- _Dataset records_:
━━━━━━━━━━━━━━━━
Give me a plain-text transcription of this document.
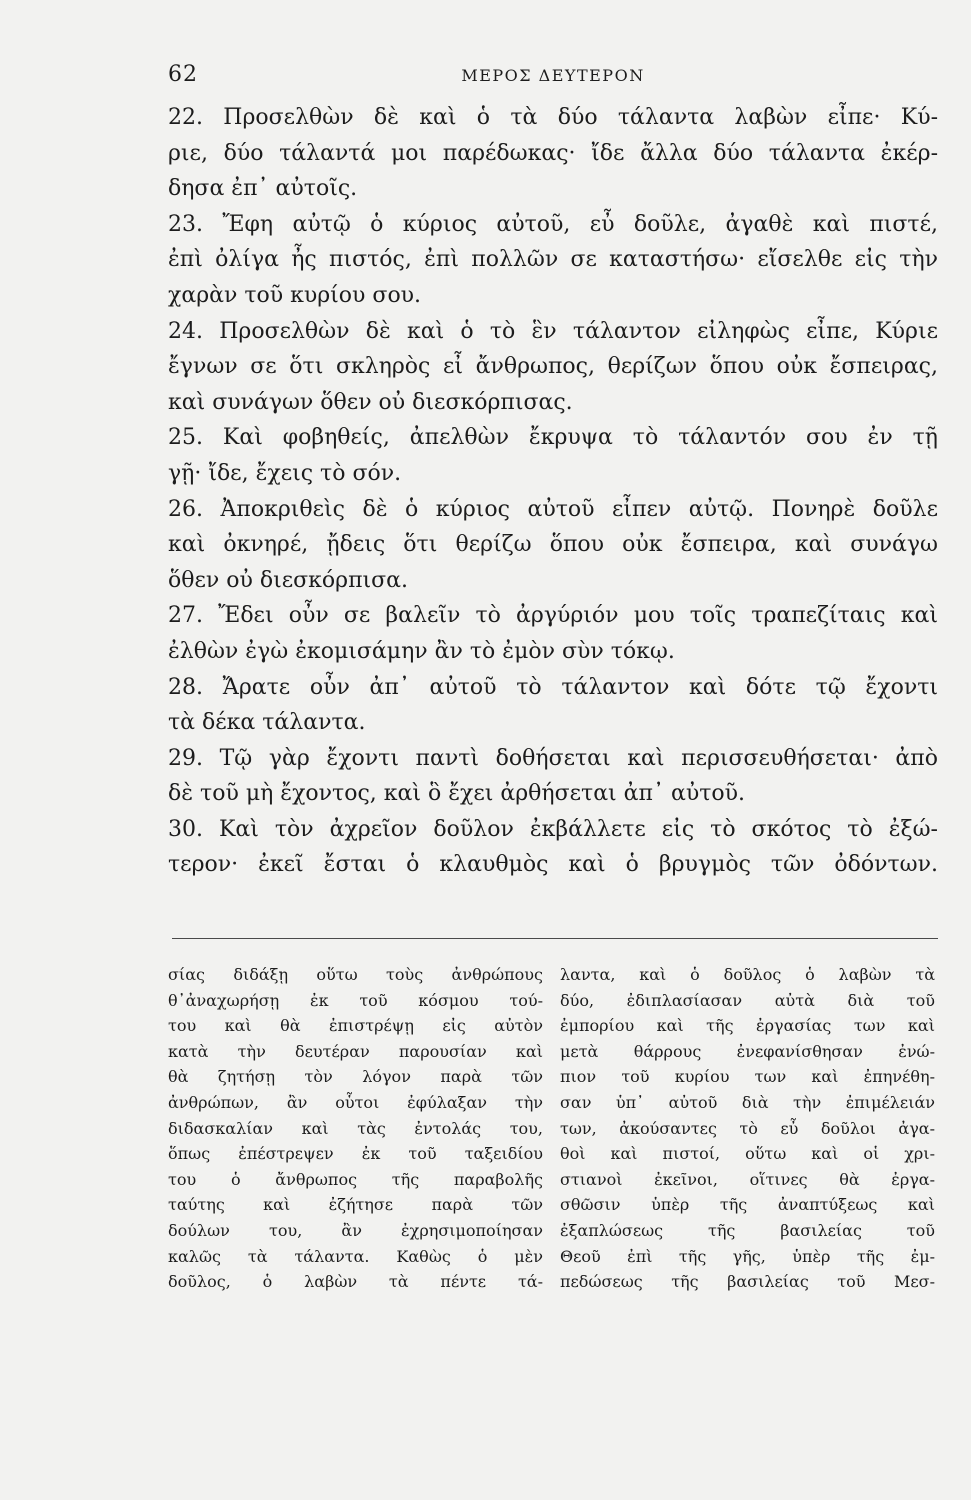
62	ΜΕΡΟΣ ΔΕΥΤΕΡΟΝ
22. Προσελθὼν δὲ καὶ ὁ τὰ δύο τάλαντα λαβὼν εἶπε· Κύ-
ριε, δύο τάλαντά μοι παρέδωκας· ἴδε ἄλλα δύο τάλαντα ἐκέρ-
δησα ἐπ᾽ αὐτοῖς.
23. Ἔφη αὐτῷ ὁ κύριος αὐτοῦ, εὖ δοῦλε, ἀγαθὲ καὶ πιστέ,
ἐπὶ ὀλίγα ἦς πιστός, ἐπὶ πολλῶν σε καταστήσω· εἴσελθε εἰς τὴν
χαρὰν τοῦ κυρίου σου.
24. Προσελθὼν δὲ καὶ ὁ τὸ ἓν τάλαντον εἰληφὼς εἶπε, Κύριε
ἔγνων σε ὅτι σκληρὸς εἶ ἄνθρωπος, θερίζων ὅπου οὐκ ἔσπειρας,
καὶ συνάγων ὅθεν οὐ διεσκόρπισας.
25. Καὶ φοβηθείς, ἀπελθὼν ἔκρυψα τὸ τάλαντόν σου ἐν τῇ
γῇ· ἴδε, ἔχεις τὸ σόν.
26. Ἀποκριθεὶς δὲ ὁ κύριος αὐτοῦ εἶπεν αὐτῷ. Πονηρὲ δοῦλε
καὶ ὀκνηρέ, ᾔδεις ὅτι θερίζω ὅπου οὐκ ἔσπειρα, καὶ συνάγω
ὅθεν οὐ διεσκόρπισα.
27. Ἔδει οὖν σε βαλεῖν τὸ ἀργύριόν μου τοῖς τραπεζίταις καὶ
ἐλθὼν ἐγὼ ἐκομισάμην ἂν τὸ ἐμὸν σὺν τόκῳ.
28. Ἄρατε οὖν ἀπ᾽ αὐτοῦ τὸ τάλαντον καὶ δότε τῷ ἔχοντι
τὰ δέκα τάλαντα.
29. Τῷ γὰρ ἔχοντι παντὶ δοθήσεται καὶ περισσευθήσεται· ἀπὸ
δὲ τοῦ μὴ ἔχοντος, καὶ ὃ ἔχει ἀρθήσεται ἀπ᾽ αὐτοῦ.
30. Καὶ τὸν ἀχρεῖον δοῦλον ἐκβάλλετε εἰς τὸ σκότος τὸ ἐξώ-
τερον· ἐκεῖ ἔσται ὁ κλαυθμὸς καὶ ὁ βρυγμὸς τῶν ὀδόντων.
σίας διδάξῃ οὕτω τοὺς ἀνθρώπους
θ᾽ἀναχωρήσῃ ἐκ τοῦ κόσμου τού-
του καὶ θὰ ἐπιστρέψῃ εἰς αὐτὸν
κατὰ τὴν δευτέραν παρουσίαν καὶ
θὰ ζητήσῃ τὸν λόγον παρὰ τῶν
ἀνθρώπων, ἂν οὗτοι ἐφύλαξαν τὴν
διδασκαλίαν καὶ τὰς ἐντολάς του,
ὅπως ἐπέστρεψεν ἐκ τοῦ ταξειδίου
του ὁ ἄνθρωπος τῆς παραβολῆς
ταύτης καὶ ἐζήτησε παρὰ τῶν
δούλων του, ἂν ἐχρησιμοποίησαν
καλῶς τὰ τάλαντα. Καθὼς ὁ μὲν
δοῦλος, ὁ λαβὼν τὰ πέντε τά-
λαντα, καὶ ὁ δοῦλος ὁ λαβὼν τὰ
δύο, ἐδιπλασίασαν αὐτὰ διὰ τοῦ
ἐμπορίου καὶ τῆς ἐργασίας των καὶ
μετὰ θάρρους ἐνεφανίσθησαν ἐνώ-
πιον τοῦ κυρίου των καὶ ἐπηνέθη-
σαν ὑπ᾽ αὐτοῦ διὰ τὴν ἐπιμέλειάν
των, ἀκούσαντες τὸ εὖ δοῦλοι ἀγα-
θοὶ καὶ πιστοί, οὕτω καὶ οἱ χρι-
στιανοὶ ἐκεῖνοι, οἵτινες θὰ ἐργα-
σθῶσιν ὑπὲρ τῆς ἀναπτύξεως καὶ
ἐξαπλώσεως τῆς βασιλείας τοῦ
Θεοῦ ἐπὶ τῆς γῆς, ὑπὲρ τῆς ἐμ-
πεδώσεως τῆς βασιλείας τοῦ Μεσ-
━━━━━━━━━━━━━━━━
- _Exercise details_: In the entries above, find each line with the string "δοῦλος" and copy it.

- _Response_:
δοῦλος, ὁ λαβὼν τὰ πέντε τά-
λαντα, καὶ ὁ δοῦλος ὁ λαβὼν τὰ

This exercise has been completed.